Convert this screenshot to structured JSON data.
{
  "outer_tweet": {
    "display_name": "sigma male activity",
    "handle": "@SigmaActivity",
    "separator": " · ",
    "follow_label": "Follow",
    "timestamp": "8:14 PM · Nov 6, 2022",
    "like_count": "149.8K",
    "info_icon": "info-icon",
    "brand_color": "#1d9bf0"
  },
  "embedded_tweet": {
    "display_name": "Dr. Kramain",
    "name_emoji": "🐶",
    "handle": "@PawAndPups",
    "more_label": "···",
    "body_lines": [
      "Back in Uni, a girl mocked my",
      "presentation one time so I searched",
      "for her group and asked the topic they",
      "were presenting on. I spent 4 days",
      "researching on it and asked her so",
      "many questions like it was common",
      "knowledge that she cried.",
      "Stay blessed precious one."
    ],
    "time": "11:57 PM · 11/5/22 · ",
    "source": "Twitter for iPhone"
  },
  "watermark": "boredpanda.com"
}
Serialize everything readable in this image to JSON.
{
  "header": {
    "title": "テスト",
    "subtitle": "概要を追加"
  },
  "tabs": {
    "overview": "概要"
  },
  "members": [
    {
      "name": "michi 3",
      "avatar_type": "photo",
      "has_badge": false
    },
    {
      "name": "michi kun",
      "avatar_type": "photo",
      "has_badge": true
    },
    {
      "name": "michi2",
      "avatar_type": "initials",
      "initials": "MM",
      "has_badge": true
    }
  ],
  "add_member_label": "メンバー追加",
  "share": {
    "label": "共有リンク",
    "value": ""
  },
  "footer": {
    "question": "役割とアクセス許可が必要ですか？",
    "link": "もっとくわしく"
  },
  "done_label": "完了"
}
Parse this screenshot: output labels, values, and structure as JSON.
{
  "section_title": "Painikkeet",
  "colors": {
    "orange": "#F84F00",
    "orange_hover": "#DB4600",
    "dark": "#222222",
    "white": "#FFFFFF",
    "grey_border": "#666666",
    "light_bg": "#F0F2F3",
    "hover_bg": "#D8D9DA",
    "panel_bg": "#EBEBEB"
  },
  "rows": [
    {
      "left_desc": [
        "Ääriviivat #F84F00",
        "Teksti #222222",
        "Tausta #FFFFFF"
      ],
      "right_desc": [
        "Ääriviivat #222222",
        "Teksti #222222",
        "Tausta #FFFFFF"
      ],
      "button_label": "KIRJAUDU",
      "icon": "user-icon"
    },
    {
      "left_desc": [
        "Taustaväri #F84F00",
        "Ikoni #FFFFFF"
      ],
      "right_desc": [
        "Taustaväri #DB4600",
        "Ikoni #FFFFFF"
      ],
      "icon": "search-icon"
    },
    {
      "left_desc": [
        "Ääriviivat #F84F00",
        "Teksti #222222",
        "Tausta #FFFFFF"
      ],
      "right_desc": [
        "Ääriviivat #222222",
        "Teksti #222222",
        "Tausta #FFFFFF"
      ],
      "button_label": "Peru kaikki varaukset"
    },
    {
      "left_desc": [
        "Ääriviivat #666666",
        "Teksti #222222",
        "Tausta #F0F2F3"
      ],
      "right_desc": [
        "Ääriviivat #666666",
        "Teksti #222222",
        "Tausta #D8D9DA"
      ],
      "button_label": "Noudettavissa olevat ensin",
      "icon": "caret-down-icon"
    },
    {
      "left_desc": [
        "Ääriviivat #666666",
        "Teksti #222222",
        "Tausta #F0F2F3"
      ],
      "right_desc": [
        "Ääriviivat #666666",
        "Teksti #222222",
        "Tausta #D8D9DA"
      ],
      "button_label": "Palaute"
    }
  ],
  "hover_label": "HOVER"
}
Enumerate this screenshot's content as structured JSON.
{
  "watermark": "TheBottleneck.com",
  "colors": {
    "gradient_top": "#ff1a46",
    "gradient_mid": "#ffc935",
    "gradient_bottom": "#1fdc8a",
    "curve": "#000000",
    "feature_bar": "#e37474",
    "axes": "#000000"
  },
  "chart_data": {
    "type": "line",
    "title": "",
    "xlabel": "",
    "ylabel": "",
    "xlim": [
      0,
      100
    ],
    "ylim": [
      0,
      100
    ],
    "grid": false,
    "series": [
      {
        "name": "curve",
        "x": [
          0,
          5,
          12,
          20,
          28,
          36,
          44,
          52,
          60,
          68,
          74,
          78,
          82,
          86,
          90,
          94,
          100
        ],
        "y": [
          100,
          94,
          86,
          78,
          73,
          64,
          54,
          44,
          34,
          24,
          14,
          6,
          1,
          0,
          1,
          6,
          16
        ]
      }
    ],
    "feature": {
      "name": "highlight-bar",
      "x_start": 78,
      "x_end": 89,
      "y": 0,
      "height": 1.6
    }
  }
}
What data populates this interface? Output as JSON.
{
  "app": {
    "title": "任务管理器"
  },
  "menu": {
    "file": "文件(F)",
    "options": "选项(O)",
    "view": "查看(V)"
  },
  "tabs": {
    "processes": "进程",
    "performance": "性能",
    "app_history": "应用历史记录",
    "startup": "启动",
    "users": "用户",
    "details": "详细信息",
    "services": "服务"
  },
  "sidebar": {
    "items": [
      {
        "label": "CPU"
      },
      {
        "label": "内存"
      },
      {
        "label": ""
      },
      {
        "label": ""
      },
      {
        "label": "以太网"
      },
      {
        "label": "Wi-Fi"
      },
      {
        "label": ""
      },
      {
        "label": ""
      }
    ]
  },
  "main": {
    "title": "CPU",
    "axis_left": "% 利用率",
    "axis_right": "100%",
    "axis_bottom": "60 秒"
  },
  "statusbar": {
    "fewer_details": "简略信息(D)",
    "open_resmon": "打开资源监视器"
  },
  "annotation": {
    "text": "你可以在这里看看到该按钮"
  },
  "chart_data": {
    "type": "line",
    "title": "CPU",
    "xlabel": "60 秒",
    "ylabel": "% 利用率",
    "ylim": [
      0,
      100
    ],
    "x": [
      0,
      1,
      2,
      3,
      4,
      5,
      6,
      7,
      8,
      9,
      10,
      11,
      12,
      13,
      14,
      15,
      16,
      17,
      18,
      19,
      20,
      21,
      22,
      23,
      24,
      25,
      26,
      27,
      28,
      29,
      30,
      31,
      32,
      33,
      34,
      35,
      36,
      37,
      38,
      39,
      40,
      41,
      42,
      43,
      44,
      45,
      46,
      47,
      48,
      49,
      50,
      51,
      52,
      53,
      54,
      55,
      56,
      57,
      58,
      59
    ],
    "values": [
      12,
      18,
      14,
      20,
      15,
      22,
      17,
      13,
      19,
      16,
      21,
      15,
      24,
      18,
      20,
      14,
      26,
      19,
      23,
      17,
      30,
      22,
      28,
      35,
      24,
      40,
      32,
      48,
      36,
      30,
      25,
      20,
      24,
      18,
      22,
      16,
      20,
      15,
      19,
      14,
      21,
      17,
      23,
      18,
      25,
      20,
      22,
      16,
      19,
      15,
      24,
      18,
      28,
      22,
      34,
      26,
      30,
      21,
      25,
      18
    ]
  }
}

....

Retype every entry word for word.

Convert this screenshot to structured JSON data.
{
  "outer_tweet": {
    "display_name": "sigma male activity",
    "handle": "@SigmaActivity",
    "separator": " · ",
    "follow_label": "Follow",
    "timestamp": "8:14 PM · Nov 6, 2022",
    "like_count": "149.8K",
    "info_icon": "info-icon",
    "brand_color": "#1d9bf0"
  },
  "embedded_tweet": {
    "display_name": "Dr. Kramain",
    "name_emoji": "🐶",
    "handle": "@PawAndPups",
    "more_label": "···",
    "body_lines": [
      "Back in Uni, a girl mocked my",
      "presentation one time so I searched",
      "for her group and asked the topic they",
      "were presenting on. I spent 4 days",
      "researching on it and asked her so",
      "many questions like it was common",
      "knowledge that she cried.",
      "Stay blessed precious one."
    ],
    "time": "11:57 PM · 11/5/22 · ",
    "source": "Twitter for iPhone"
  },
  "watermark": "boredpanda.com"
}
Serialize everything readable in this image to JSON.
{
  "header": {
    "title": "テスト",
    "subtitle": "概要を追加"
  },
  "tabs": {
    "overview": "概要"
  },
  "members": [
    {
      "name": "michi 3",
      "avatar_type": "photo",
      "has_badge": false
    },
    {
      "name": "michi kun",
      "avatar_type": "photo",
      "has_badge": true
    },
    {
      "name": "michi2",
      "avatar_type": "initials",
      "initials": "MM",
      "has_badge": true
    }
  ],
  "add_member_label": "メンバー追加",
  "share": {
    "label": "共有リンク",
    "value": ""
  },
  "footer": {
    "question": "役割とアクセス許可が必要ですか？",
    "link": "もっとくわしく"
  },
  "done_label": "完了"
}
Parse this screenshot: output labels, values, and structure as JSON.
{
  "section_title": "Painikkeet",
  "colors": {
    "orange": "#F84F00",
    "orange_hover": "#DB4600",
    "dark": "#222222",
    "white": "#FFFFFF",
    "grey_border": "#666666",
    "light_bg": "#F0F2F3",
    "hover_bg": "#D8D9DA",
    "panel_bg": "#EBEBEB"
  },
  "rows": [
    {
      "left_desc": [
        "Ääriviivat #F84F00",
        "Teksti #222222",
        "Tausta #FFFFFF"
      ],
      "right_desc": [
        "Ääriviivat #222222",
        "Teksti #222222",
        "Tausta #FFFFFF"
      ],
      "button_label": "KIRJAUDU",
      "icon": "user-icon"
    },
    {
      "left_desc": [
        "Taustaväri #F84F00",
        "Ikoni #FFFFFF"
      ],
      "right_desc": [
        "Taustaväri #DB4600",
        "Ikoni #FFFFFF"
      ],
      "icon": "search-icon"
    },
    {
      "left_desc": [
        "Ääriviivat #F84F00",
        "Teksti #222222",
        "Tausta #FFFFFF"
      ],
      "right_desc": [
        "Ääriviivat #222222",
        "Teksti #222222",
        "Tausta #FFFFFF"
      ],
      "button_label": "Peru kaikki varaukset"
    },
    {
      "left_desc": [
        "Ääriviivat #666666",
        "Teksti #222222",
        "Tausta #F0F2F3"
      ],
      "right_desc": [
        "Ääriviivat #666666",
        "Teksti #222222",
        "Tausta #D8D9DA"
      ],
      "button_label": "Noudettavissa olevat ensin",
      "icon": "caret-down-icon"
    },
    {
      "left_desc": [
        "Ääriviivat #666666",
        "Teksti #222222",
        "Tausta #F0F2F3"
      ],
      "right_desc": [
        "Ääriviivat #666666",
        "Teksti #222222",
        "Tausta #D8D9DA"
      ],
      "button_label": "Palaute"
    }
  ],
  "hover_label": "HOVER"
}
Enumerate this screenshot's content as structured JSON.
{
  "watermark": "TheBottleneck.com",
  "colors": {
    "gradient_top": "#ff1a46",
    "gradient_mid": "#ffc935",
    "gradient_bottom": "#1fdc8a",
    "curve": "#000000",
    "feature_bar": "#e37474",
    "axes": "#000000"
  },
  "chart_data": {
    "type": "line",
    "title": "",
    "xlabel": "",
    "ylabel": "",
    "xlim": [
      0,
      100
    ],
    "ylim": [
      0,
      100
    ],
    "grid": false,
    "series": [
      {
        "name": "curve",
        "x": [
          0,
          5,
          12,
          20,
          28,
          36,
          44,
          52,
          60,
          68,
          74,
          78,
          82,
          86,
          90,
          94,
          100
        ],
        "y": [
          100,
          94,
          86,
          78,
          73,
          64,
          54,
          44,
          34,
          24,
          14,
          6,
          1,
          0,
          1,
          6,
          16
        ]
      }
    ],
    "feature": {
      "name": "highlight-bar",
      "x_start": 78,
      "x_end": 89,
      "y": 0,
      "height": 1.6
    }
  }
}
What data populates this interface? Output as JSON.
{
  "app": {
    "title": "任务管理器"
  },
  "menu": {
    "file": "文件(F)",
    "options": "选项(O)",
    "view": "查看(V)"
  },
  "tabs": {
    "processes": "进程",
    "performance": "性能",
    "app_history": "应用历史记录",
    "startup": "启动",
    "users": "用户",
    "details": "详细信息",
    "services": "服务"
  },
  "sidebar": {
    "items": [
      {
        "label": "CPU"
      },
      {
        "label": "内存"
      },
      {
        "label": ""
      },
      {
        "label": ""
      },
      {
        "label": "以太网"
      },
      {
        "label": "Wi-Fi"
      },
      {
        "label": ""
      },
      {
        "label": ""
      }
    ]
  },
  "main": {
    "title": "CPU",
    "axis_left": "% 利用率",
    "axis_right": "100%",
    "axis_bottom": "60 秒"
  },
  "statusbar": {
    "fewer_details": "简略信息(D)",
    "open_resmon": "打开资源监视器"
  },
  "annotation": {
    "text": "你可以在这里看看到该按钮"
  },
  "chart_data": {
    "type": "line",
    "title": "CPU",
    "xlabel": "60 秒",
    "ylabel": "% 利用率",
    "ylim": [
      0,
      100
    ],
    "x": [
      0,
      1,
      2,
      3,
      4,
      5,
      6,
      7,
      8,
      9,
      10,
      11,
      12,
      13,
      14,
      15,
      16,
      17,
      18,
      19,
      20,
      21,
      22,
      23,
      24,
      25,
      26,
      27,
      28,
      29,
      30,
      31,
      32,
      33,
      34,
      35,
      36,
      37,
      38,
      39,
      40,
      41,
      42,
      43,
      44,
      45,
      46,
      47,
      48,
      49,
      50,
      51,
      52,
      53,
      54,
      55,
      56,
      57,
      58,
      59
    ],
    "values": [
      12,
      18,
      14,
      20,
      15,
      22,
      17,
      13,
      19,
      16,
      21,
      15,
      24,
      18,
      20,
      14,
      26,
      19,
      23,
      17,
      30,
      22,
      28,
      35,
      24,
      40,
      32,
      48,
      36,
      30,
      25,
      20,
      24,
      18,
      22,
      16,
      20,
      15,
      19,
      14,
      21,
      17,
      23,
      18,
      25,
      20,
      22,
      16,
      19,
      15,
      24,
      18,
      28,
      22,
      34,
      26,
      30,
      21,
      25,
      18
    ]
  }
}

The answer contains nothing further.